TO BE DONE: Without including any images, reproduce each entry exactly.

RECORDS FOR PROCESSING:
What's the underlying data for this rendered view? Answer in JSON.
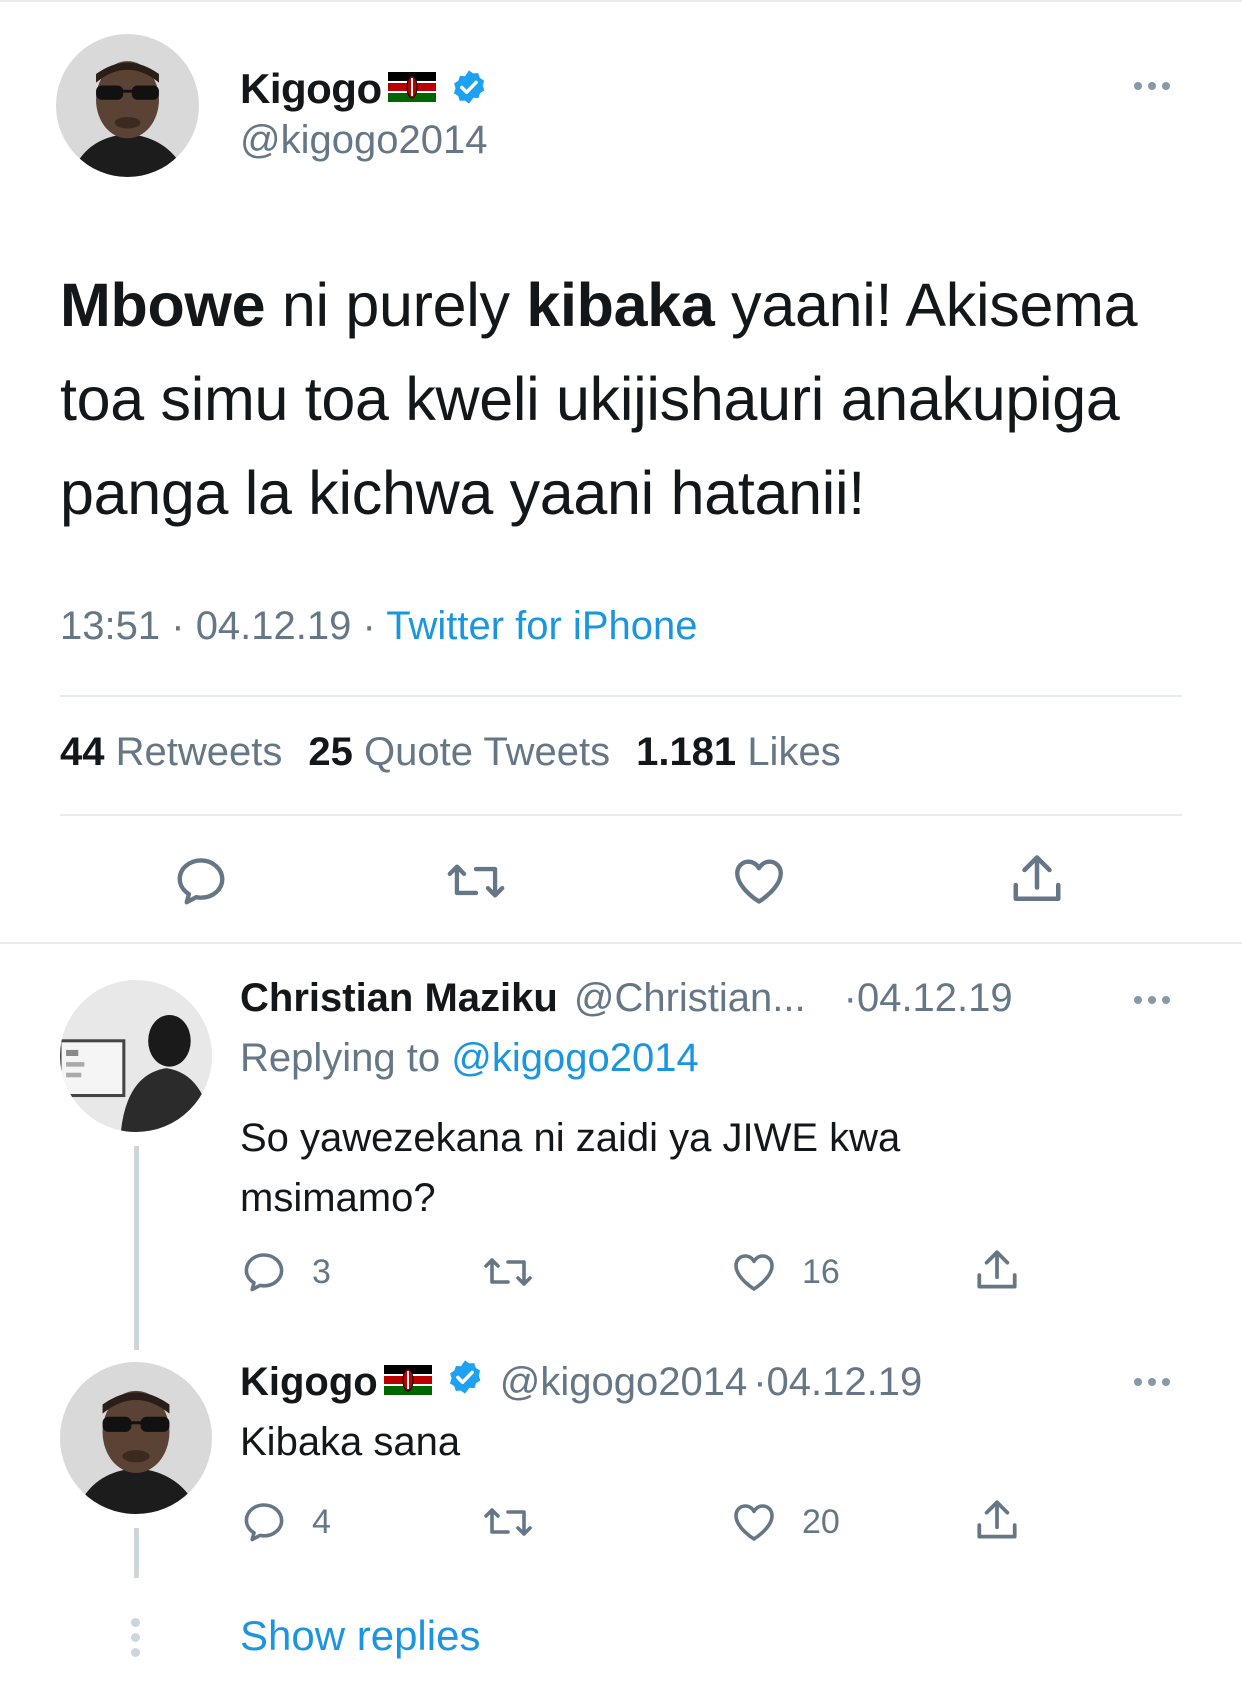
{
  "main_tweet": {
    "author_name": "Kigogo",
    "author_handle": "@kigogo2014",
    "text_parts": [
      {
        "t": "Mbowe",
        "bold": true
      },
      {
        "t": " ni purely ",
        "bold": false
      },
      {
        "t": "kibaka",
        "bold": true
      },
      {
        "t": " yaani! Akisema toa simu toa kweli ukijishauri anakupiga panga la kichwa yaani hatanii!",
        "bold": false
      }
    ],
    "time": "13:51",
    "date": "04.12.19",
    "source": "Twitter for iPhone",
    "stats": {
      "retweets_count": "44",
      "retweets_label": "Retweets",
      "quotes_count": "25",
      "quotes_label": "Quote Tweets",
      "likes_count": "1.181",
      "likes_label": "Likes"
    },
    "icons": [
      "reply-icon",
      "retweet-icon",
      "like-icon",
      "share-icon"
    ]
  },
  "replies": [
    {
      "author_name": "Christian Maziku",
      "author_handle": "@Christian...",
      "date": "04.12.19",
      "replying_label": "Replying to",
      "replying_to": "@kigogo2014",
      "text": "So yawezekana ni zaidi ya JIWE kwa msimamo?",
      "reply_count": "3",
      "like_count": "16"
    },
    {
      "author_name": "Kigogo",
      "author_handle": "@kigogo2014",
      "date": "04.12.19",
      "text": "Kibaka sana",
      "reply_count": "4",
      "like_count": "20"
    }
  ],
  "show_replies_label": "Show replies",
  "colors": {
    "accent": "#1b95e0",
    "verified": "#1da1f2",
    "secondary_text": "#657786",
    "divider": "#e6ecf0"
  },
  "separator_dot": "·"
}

THE RESULT:
What's the underlying data for this rendered view? Answer in JSON.
{
  "main_tweet": {
    "author_name": "Kigogo",
    "author_handle": "@kigogo2014",
    "text_parts": [
      {
        "t": "Mbowe",
        "bold": true
      },
      {
        "t": " ni purely ",
        "bold": false
      },
      {
        "t": "kibaka",
        "bold": true
      },
      {
        "t": " yaani! Akisema toa simu toa kweli ukijishauri anakupiga panga la kichwa yaani hatanii!",
        "bold": false
      }
    ],
    "time": "13:51",
    "date": "04.12.19",
    "source": "Twitter for iPhone",
    "stats": {
      "retweets_count": "44",
      "retweets_label": "Retweets",
      "quotes_count": "25",
      "quotes_label": "Quote Tweets",
      "likes_count": "1.181",
      "likes_label": "Likes"
    },
    "icons": [
      "reply-icon",
      "retweet-icon",
      "like-icon",
      "share-icon"
    ]
  },
  "replies": [
    {
      "author_name": "Christian Maziku",
      "author_handle": "@Christian...",
      "date": "04.12.19",
      "replying_label": "Replying to",
      "replying_to": "@kigogo2014",
      "text": "So yawezekana ni zaidi ya JIWE kwa msimamo?",
      "reply_count": "3",
      "like_count": "16"
    },
    {
      "author_name": "Kigogo",
      "author_handle": "@kigogo2014",
      "date": "04.12.19",
      "text": "Kibaka sana",
      "reply_count": "4",
      "like_count": "20"
    }
  ],
  "show_replies_label": "Show replies",
  "colors": {
    "accent": "#1b95e0",
    "verified": "#1da1f2",
    "secondary_text": "#657786",
    "divider": "#e6ecf0"
  },
  "separator_dot": "·"
}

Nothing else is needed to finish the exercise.